| Brief |
Copy everything in the data below exactly except the pictures.

| Supplied material |
══════════════════════════════

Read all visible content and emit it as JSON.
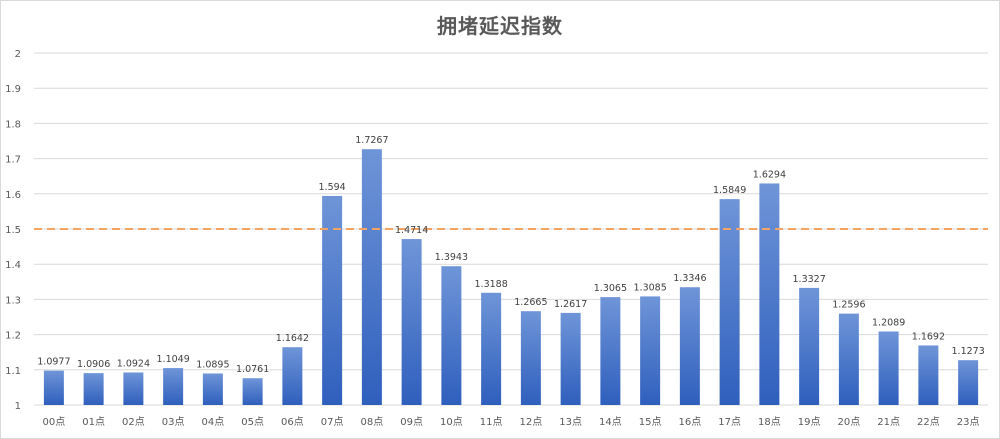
{
  "chart_data": {
    "type": "bar",
    "title": "拥堵延迟指数",
    "xlabel": "",
    "ylabel": "",
    "ylim": [
      1,
      2
    ],
    "yticks": [
      "1",
      "1.1",
      "1.2",
      "1.3",
      "1.4",
      "1.5",
      "1.6",
      "1.7",
      "1.8",
      "1.9",
      "2"
    ],
    "grid": true,
    "categories": [
      "00点",
      "01点",
      "02点",
      "03点",
      "04点",
      "05点",
      "06点",
      "07点",
      "08点",
      "09点",
      "10点",
      "11点",
      "12点",
      "13点",
      "14点",
      "15点",
      "16点",
      "17点",
      "18点",
      "19点",
      "20点",
      "21点",
      "22点",
      "23点"
    ],
    "values": [
      1.0977,
      1.0906,
      1.0924,
      1.1049,
      1.0895,
      1.0761,
      1.1642,
      1.594,
      1.7267,
      1.4714,
      1.3943,
      1.3188,
      1.2665,
      1.2617,
      1.3065,
      1.3085,
      1.3346,
      1.5849,
      1.6294,
      1.3327,
      1.2596,
      1.2089,
      1.1692,
      1.1273
    ],
    "value_labels": [
      "1.0977",
      "1.0906",
      "1.0924",
      "1.1049",
      "1.0895",
      "1.0761",
      "1.1642",
      "1.594",
      "1.7267",
      "1.4714",
      "1.3943",
      "1.3188",
      "1.2665",
      "1.2617",
      "1.3065",
      "1.3085",
      "1.3346",
      "1.5849",
      "1.6294",
      "1.3327",
      "1.2596",
      "1.2089",
      "1.1692",
      "1.1273"
    ],
    "highlight_index": 8,
    "reference_line": {
      "value": 1.5,
      "style": "dashed"
    },
    "colors": {
      "bar_top": "#6f95d8",
      "bar_bottom": "#2f5fbd",
      "reference_line": "#f4a460",
      "highlight_label": "#e8322a",
      "grid": "#d9d9d9"
    }
  }
}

══════════════════════════════

| Expected answer |
Read all visible content and emit it as JSON.
{
  "chart_data": {
    "type": "bar",
    "title": "拥堵延迟指数",
    "xlabel": "",
    "ylabel": "",
    "ylim": [
      1,
      2
    ],
    "yticks": [
      "1",
      "1.1",
      "1.2",
      "1.3",
      "1.4",
      "1.5",
      "1.6",
      "1.7",
      "1.8",
      "1.9",
      "2"
    ],
    "grid": true,
    "categories": [
      "00点",
      "01点",
      "02点",
      "03点",
      "04点",
      "05点",
      "06点",
      "07点",
      "08点",
      "09点",
      "10点",
      "11点",
      "12点",
      "13点",
      "14点",
      "15点",
      "16点",
      "17点",
      "18点",
      "19点",
      "20点",
      "21点",
      "22点",
      "23点"
    ],
    "values": [
      1.0977,
      1.0906,
      1.0924,
      1.1049,
      1.0895,
      1.0761,
      1.1642,
      1.594,
      1.7267,
      1.4714,
      1.3943,
      1.3188,
      1.2665,
      1.2617,
      1.3065,
      1.3085,
      1.3346,
      1.5849,
      1.6294,
      1.3327,
      1.2596,
      1.2089,
      1.1692,
      1.1273
    ],
    "value_labels": [
      "1.0977",
      "1.0906",
      "1.0924",
      "1.1049",
      "1.0895",
      "1.0761",
      "1.1642",
      "1.594",
      "1.7267",
      "1.4714",
      "1.3943",
      "1.3188",
      "1.2665",
      "1.2617",
      "1.3065",
      "1.3085",
      "1.3346",
      "1.5849",
      "1.6294",
      "1.3327",
      "1.2596",
      "1.2089",
      "1.1692",
      "1.1273"
    ],
    "highlight_index": 8,
    "reference_line": {
      "value": 1.5,
      "style": "dashed"
    },
    "colors": {
      "bar_top": "#6f95d8",
      "bar_bottom": "#2f5fbd",
      "reference_line": "#f4a460",
      "highlight_label": "#e8322a",
      "grid": "#d9d9d9"
    }
  }
}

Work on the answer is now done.